* YOUR TASK:
In the records below, the line that contains "What text is on this page?" marks the start. Copy it and each line after it through the end, exactly, without pictures.

Stored records:

..............................

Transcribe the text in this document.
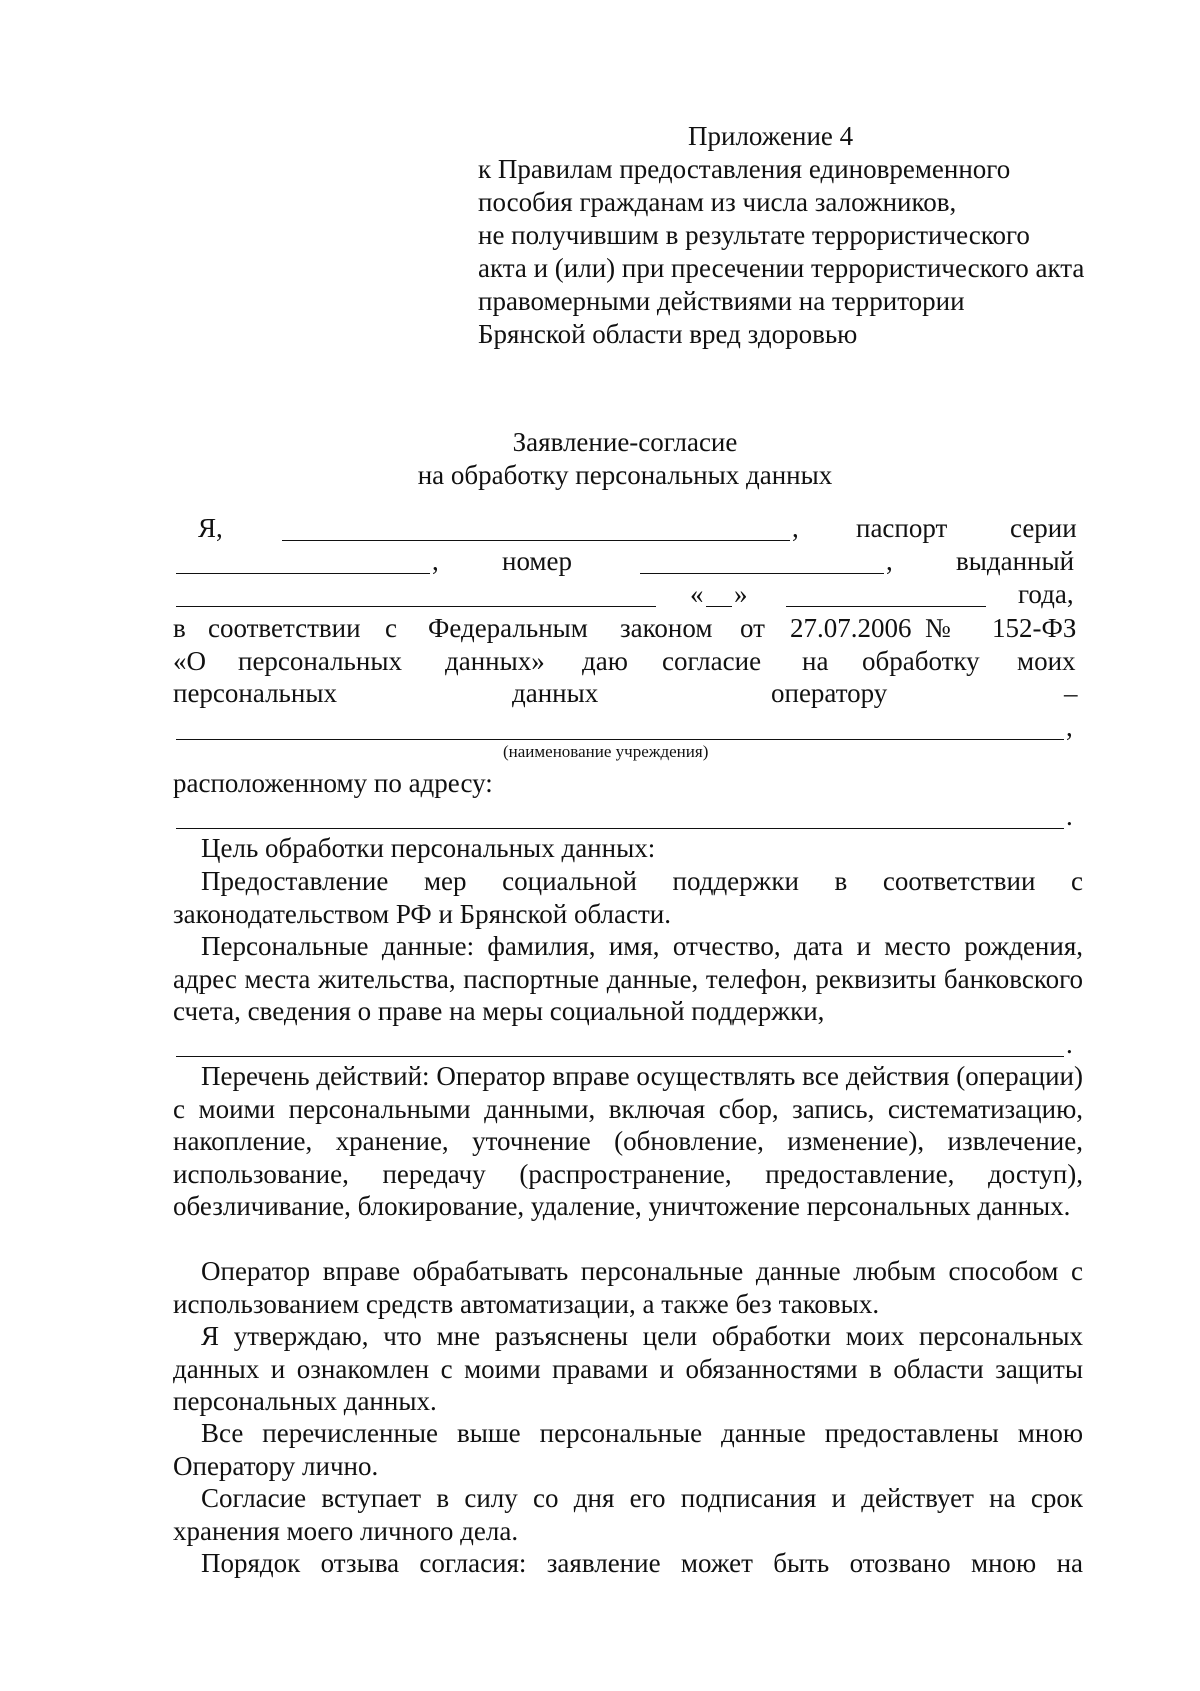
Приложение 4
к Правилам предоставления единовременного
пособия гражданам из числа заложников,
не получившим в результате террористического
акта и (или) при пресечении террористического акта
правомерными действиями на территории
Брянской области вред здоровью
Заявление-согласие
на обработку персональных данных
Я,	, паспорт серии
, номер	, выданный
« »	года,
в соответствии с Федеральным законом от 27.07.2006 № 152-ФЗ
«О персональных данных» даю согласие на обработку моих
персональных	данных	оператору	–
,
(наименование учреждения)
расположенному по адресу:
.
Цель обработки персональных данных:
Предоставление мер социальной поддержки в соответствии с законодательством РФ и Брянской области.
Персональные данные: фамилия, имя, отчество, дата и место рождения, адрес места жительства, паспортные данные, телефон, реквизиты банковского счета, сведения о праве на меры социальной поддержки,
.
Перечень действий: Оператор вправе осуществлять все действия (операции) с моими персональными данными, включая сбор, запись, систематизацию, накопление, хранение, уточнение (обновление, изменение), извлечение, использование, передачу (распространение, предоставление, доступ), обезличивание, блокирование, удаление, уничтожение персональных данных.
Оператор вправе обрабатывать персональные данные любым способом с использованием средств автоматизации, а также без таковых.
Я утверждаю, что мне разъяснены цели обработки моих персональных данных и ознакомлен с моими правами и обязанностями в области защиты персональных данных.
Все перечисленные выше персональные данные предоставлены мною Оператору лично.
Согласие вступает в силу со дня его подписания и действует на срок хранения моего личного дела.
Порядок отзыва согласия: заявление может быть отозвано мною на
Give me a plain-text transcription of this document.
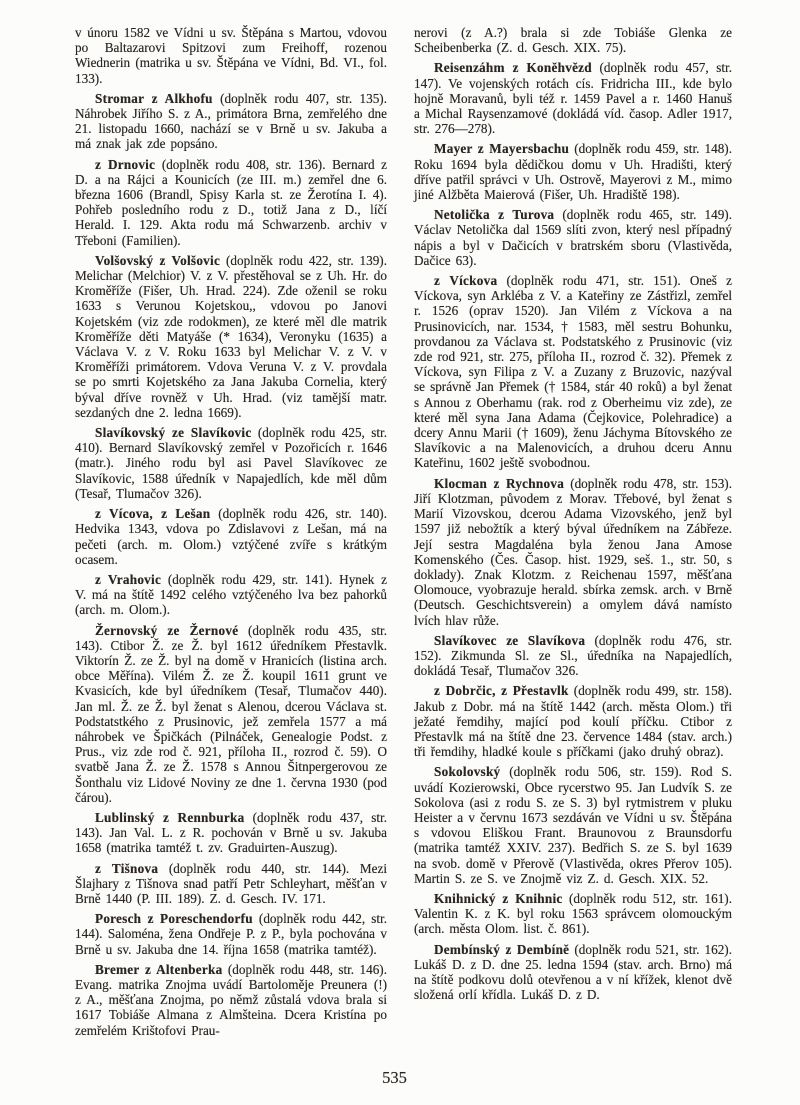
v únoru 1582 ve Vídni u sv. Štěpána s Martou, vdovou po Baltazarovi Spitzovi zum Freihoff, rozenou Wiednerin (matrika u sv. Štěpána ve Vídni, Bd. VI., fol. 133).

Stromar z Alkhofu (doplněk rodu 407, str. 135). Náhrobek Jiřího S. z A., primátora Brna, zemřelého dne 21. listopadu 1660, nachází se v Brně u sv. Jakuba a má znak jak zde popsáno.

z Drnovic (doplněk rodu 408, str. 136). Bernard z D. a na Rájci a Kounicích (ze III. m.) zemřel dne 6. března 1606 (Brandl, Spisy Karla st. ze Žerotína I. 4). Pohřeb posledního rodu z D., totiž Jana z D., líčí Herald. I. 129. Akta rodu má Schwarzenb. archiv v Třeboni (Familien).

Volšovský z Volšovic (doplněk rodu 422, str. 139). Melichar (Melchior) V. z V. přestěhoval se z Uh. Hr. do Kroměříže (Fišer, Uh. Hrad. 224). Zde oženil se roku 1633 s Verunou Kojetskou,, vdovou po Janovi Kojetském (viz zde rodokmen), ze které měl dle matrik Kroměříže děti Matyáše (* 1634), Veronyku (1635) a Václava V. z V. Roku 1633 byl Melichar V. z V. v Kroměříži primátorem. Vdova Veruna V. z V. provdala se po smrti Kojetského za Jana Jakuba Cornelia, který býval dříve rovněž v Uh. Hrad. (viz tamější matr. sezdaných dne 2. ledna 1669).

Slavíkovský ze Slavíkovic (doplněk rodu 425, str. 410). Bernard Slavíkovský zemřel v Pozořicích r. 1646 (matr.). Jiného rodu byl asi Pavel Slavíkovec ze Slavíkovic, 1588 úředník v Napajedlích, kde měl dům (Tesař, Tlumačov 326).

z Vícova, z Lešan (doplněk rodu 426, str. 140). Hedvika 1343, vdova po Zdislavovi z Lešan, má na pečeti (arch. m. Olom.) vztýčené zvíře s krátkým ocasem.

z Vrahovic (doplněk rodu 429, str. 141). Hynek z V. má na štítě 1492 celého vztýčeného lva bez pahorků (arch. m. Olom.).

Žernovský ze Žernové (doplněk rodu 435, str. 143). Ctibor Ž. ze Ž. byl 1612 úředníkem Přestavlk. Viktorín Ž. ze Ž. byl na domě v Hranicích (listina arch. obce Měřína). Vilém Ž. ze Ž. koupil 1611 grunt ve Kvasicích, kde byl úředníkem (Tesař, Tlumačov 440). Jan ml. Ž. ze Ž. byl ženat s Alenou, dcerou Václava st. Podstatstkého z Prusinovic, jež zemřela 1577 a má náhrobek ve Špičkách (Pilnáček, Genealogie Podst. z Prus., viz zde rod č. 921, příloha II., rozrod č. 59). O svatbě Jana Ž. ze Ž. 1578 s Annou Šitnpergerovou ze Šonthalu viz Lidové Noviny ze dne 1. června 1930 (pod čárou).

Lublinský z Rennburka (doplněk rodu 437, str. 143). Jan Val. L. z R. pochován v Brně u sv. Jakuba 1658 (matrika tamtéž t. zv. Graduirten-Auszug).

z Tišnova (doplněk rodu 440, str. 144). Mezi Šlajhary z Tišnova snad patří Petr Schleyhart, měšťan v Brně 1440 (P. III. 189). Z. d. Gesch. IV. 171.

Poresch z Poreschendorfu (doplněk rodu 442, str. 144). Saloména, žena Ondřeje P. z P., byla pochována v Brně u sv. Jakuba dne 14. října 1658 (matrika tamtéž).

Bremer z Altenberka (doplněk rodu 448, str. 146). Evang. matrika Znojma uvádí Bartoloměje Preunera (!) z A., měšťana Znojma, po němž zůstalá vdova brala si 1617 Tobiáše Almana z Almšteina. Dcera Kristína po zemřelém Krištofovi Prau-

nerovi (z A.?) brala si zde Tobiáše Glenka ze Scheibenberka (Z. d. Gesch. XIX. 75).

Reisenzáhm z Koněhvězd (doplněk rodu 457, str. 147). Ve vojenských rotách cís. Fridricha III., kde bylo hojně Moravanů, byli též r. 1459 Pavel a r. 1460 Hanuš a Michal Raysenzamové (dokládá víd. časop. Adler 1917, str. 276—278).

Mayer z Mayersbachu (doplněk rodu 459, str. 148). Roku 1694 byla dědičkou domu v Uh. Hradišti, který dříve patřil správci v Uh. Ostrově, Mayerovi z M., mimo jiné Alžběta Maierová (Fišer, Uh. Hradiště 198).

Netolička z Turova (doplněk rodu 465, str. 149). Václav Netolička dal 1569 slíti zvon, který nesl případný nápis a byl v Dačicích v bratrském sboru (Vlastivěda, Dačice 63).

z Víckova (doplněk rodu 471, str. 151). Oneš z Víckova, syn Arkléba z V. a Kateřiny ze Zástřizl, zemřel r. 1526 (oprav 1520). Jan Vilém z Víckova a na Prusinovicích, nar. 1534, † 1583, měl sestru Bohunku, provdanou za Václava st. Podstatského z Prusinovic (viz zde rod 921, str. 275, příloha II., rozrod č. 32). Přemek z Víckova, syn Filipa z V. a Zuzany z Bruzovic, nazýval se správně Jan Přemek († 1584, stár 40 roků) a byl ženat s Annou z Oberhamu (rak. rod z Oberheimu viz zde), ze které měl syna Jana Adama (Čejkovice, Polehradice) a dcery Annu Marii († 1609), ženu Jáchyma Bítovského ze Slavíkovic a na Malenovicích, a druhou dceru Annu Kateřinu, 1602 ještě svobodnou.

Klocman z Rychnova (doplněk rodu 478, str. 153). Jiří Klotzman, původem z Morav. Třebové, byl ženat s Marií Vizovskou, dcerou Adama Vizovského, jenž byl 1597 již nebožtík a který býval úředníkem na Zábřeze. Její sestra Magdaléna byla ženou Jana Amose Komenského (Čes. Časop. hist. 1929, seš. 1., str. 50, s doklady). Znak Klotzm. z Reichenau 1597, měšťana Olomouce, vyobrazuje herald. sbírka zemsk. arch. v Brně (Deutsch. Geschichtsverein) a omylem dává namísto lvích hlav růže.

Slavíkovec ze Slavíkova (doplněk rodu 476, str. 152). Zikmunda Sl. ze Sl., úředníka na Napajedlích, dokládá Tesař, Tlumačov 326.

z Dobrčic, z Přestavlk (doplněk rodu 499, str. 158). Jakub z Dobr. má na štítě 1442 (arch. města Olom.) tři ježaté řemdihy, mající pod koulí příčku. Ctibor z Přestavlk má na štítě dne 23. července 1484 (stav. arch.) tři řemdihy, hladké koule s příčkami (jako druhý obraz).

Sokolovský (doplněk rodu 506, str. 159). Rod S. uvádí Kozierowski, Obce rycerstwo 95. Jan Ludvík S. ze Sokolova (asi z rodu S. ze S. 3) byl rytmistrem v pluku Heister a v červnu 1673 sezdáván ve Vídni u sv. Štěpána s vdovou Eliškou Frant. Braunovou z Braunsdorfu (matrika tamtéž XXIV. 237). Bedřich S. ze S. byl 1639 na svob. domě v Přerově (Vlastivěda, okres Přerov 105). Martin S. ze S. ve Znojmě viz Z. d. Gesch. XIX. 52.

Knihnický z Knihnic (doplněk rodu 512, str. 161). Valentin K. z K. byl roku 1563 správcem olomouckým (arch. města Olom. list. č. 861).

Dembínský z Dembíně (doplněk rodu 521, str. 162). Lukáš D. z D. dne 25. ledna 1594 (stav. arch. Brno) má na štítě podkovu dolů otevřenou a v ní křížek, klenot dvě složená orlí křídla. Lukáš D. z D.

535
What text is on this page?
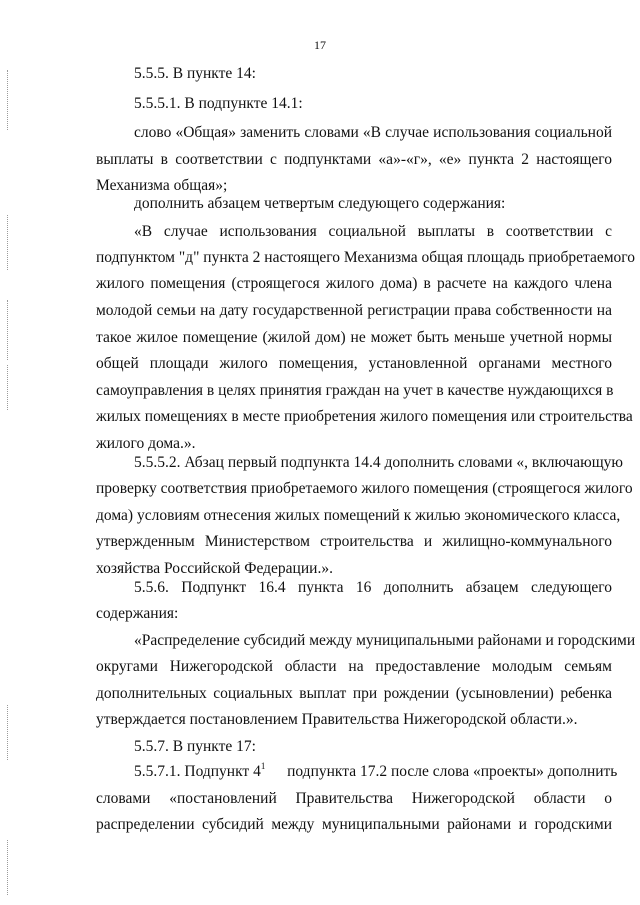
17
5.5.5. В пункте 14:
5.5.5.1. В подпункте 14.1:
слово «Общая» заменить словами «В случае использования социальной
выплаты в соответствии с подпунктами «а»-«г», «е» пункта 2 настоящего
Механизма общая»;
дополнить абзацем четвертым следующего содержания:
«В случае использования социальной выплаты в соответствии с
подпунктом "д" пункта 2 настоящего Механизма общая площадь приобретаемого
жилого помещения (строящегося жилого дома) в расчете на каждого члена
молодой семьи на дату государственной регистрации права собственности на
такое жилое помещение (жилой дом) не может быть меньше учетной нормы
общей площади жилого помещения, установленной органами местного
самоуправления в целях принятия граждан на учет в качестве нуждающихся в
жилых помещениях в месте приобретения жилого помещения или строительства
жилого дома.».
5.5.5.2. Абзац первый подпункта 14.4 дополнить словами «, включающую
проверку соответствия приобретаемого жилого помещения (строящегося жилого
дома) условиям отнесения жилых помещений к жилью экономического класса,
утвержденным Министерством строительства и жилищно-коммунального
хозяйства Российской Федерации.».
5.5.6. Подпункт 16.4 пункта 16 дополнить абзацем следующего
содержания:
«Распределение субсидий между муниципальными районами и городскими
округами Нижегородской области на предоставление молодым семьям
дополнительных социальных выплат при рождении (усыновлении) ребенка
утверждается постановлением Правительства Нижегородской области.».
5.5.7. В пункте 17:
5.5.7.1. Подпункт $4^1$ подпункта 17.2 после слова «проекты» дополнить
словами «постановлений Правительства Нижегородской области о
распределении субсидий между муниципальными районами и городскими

..............................

* TASK RESULT:
What text is on this page?
17
5.5.5. В пункте 14:
5.5.5.1. В подпункте 14.1:
слово «Общая» заменить словами «В случае использования социальной
выплаты в соответствии с подпунктами «а»-«г», «е» пункта 2 настоящего
Механизма общая»;
дополнить абзацем четвертым следующего содержания:
«В случае использования социальной выплаты в соответствии с
подпунктом "д" пункта 2 настоящего Механизма общая площадь приобретаемого
жилого помещения (строящегося жилого дома) в расчете на каждого члена
молодой семьи на дату государственной регистрации права собственности на
такое жилое помещение (жилой дом) не может быть меньше учетной нормы
общей площади жилого помещения, установленной органами местного
самоуправления в целях принятия граждан на учет в качестве нуждающихся в
жилых помещениях в месте приобретения жилого помещения или строительства
жилого дома.».
5.5.5.2. Абзац первый подпункта 14.4 дополнить словами «, включающую
проверку соответствия приобретаемого жилого помещения (строящегося жилого
дома) условиям отнесения жилых помещений к жилью экономического класса,
утвержденным Министерством строительства и жилищно-коммунального
хозяйства Российской Федерации.».
5.5.6. Подпункт 16.4 пункта 16 дополнить абзацем следующего
содержания:
«Распределение субсидий между муниципальными районами и городскими
округами Нижегородской области на предоставление молодым семьям
дополнительных социальных выплат при рождении (усыновлении) ребенка
утверждается постановлением Правительства Нижегородской области.».
5.5.7. В пункте 17:
5.5.7.1. Подпункт $4^1$ подпункта 17.2 после слова «проекты» дополнить
словами «постановлений Правительства Нижегородской области о
распределении субсидий между муниципальными районами и городскими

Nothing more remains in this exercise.